* **PROBLEM STATEMENT**
Go through the listing below and list every line with "Endothelial".

* **DATASET ENTRIES**
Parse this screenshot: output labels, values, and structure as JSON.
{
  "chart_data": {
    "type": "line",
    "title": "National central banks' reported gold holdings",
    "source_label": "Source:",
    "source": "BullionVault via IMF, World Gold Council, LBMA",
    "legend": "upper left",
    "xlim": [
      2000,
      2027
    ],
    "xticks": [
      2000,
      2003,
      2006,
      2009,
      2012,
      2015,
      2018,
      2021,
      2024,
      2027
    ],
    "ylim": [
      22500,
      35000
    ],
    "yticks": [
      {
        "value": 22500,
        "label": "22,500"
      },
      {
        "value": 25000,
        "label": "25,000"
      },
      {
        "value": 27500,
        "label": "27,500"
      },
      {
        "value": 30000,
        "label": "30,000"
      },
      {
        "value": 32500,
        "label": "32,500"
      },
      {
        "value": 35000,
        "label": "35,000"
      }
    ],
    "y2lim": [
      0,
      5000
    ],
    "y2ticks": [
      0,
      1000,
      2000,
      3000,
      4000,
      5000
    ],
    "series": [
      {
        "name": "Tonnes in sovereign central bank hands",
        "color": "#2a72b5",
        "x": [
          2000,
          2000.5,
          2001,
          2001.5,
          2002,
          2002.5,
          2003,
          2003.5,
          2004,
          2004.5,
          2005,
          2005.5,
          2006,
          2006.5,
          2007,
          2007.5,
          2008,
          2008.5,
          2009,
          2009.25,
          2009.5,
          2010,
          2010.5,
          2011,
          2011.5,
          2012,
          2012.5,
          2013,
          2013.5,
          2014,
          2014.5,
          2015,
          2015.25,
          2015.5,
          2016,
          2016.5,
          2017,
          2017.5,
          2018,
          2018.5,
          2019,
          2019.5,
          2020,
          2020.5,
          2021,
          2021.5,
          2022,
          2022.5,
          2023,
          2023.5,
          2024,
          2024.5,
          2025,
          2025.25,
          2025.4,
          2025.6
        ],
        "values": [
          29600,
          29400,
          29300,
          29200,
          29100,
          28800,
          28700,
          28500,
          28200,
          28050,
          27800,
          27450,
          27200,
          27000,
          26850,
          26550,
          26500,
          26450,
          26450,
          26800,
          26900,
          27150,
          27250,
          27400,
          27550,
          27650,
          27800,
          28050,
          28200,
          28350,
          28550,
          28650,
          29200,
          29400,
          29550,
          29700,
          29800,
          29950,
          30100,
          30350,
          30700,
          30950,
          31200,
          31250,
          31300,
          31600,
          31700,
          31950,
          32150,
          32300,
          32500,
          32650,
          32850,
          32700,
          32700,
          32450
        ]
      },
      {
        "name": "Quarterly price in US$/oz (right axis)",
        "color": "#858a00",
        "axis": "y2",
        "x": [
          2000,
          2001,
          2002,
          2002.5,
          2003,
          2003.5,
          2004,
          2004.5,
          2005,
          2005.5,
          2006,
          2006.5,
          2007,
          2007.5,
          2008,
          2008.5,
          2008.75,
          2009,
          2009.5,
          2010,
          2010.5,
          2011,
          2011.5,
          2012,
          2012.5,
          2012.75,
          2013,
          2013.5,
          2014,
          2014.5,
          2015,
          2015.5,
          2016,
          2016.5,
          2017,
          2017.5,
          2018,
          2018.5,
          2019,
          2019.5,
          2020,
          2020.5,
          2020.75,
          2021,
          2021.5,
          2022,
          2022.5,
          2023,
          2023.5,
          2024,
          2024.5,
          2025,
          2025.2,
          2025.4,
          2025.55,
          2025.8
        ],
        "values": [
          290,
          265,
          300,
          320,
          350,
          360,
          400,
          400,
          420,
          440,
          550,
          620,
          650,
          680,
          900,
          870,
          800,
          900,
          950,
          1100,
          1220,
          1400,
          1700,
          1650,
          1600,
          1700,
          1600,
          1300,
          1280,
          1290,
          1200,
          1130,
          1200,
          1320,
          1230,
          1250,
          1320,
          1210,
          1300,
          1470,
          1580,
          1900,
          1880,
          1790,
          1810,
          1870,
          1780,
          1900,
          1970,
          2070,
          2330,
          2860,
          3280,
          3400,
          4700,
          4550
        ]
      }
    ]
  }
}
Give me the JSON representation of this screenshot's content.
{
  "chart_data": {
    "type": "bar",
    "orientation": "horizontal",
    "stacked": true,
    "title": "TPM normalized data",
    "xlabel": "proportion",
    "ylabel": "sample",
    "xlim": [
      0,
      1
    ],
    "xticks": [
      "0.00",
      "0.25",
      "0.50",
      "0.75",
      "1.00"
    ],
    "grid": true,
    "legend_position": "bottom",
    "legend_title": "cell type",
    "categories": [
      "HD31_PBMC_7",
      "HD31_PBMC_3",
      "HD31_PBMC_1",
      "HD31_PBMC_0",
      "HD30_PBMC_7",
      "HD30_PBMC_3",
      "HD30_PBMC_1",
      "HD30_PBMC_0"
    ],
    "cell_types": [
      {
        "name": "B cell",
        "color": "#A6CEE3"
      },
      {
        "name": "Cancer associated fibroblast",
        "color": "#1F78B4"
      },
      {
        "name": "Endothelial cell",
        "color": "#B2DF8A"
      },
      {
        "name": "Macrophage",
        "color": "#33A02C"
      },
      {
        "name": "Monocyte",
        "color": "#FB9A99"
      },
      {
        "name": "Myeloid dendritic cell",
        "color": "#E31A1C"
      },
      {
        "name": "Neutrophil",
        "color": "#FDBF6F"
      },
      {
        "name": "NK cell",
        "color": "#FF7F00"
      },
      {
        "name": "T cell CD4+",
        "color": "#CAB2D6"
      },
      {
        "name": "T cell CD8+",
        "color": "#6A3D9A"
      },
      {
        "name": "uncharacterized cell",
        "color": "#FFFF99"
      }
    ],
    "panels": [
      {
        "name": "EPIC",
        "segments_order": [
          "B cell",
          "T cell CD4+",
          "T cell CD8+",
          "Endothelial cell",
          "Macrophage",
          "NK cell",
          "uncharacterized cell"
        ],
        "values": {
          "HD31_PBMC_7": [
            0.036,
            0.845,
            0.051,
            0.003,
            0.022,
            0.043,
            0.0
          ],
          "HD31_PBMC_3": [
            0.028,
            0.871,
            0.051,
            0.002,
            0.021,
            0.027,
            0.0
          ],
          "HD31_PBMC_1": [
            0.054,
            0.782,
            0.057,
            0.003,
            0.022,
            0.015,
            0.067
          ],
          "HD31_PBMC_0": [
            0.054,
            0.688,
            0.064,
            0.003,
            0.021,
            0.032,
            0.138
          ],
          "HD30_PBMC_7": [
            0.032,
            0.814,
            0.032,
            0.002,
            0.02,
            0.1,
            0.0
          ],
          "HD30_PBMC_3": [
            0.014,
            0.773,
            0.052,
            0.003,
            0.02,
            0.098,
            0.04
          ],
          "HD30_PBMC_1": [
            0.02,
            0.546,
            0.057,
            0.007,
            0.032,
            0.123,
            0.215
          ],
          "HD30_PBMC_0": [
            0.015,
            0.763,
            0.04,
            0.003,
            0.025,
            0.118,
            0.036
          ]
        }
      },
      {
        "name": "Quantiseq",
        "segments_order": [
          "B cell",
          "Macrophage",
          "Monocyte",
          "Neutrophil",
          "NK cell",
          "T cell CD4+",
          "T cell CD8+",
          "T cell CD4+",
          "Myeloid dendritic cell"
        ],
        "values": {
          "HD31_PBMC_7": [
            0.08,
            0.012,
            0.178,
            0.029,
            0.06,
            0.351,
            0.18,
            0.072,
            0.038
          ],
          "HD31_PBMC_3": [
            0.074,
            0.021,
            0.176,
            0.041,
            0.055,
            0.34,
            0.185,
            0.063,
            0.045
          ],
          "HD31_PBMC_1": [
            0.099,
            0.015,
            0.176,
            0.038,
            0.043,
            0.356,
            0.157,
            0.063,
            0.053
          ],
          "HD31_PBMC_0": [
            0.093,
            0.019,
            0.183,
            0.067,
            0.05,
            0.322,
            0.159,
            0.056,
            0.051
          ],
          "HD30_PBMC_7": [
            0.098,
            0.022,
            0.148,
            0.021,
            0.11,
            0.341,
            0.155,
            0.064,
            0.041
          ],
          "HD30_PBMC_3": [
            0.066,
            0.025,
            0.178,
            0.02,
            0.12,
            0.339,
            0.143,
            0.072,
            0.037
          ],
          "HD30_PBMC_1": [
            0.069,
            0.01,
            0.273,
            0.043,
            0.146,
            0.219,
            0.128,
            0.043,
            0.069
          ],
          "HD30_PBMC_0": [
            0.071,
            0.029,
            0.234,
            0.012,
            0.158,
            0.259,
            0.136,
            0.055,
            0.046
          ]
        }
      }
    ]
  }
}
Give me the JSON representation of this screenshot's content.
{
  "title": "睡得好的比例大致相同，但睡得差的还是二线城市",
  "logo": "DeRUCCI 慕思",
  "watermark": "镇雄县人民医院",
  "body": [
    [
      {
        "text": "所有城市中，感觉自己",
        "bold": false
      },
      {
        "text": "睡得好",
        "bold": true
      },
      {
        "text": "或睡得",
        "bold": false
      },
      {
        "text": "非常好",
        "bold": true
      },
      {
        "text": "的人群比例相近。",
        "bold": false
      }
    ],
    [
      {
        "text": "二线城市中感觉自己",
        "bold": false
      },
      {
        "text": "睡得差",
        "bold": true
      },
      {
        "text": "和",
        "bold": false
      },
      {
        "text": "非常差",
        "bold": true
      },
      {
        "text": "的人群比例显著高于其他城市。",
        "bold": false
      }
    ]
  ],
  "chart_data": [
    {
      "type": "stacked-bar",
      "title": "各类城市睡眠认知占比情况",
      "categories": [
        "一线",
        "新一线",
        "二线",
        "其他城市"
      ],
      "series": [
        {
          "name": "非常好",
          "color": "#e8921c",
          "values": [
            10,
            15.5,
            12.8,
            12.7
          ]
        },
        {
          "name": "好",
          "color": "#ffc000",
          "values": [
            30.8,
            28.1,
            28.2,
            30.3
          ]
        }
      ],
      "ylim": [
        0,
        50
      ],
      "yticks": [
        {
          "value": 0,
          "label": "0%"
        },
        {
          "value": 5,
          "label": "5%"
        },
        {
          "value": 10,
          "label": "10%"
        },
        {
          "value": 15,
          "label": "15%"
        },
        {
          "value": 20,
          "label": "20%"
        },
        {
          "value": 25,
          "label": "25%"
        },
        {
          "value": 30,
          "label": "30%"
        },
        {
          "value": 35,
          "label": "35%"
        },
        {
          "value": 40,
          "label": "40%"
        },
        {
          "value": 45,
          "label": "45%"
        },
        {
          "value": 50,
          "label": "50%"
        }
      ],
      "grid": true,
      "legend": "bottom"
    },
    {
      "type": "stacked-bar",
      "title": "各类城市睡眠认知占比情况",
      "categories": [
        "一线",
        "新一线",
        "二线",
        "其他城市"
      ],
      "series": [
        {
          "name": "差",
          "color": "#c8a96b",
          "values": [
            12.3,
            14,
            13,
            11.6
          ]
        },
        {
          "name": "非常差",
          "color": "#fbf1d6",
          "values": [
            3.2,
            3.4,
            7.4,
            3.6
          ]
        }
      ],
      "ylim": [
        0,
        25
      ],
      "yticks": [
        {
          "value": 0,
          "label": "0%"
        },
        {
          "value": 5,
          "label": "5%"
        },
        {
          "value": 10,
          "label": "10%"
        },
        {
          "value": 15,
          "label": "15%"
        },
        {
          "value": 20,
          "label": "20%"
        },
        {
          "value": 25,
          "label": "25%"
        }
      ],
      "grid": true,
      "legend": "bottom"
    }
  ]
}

* **THE ANSWER**
        "name": "Endothelial cell",
          "Endothelial cell",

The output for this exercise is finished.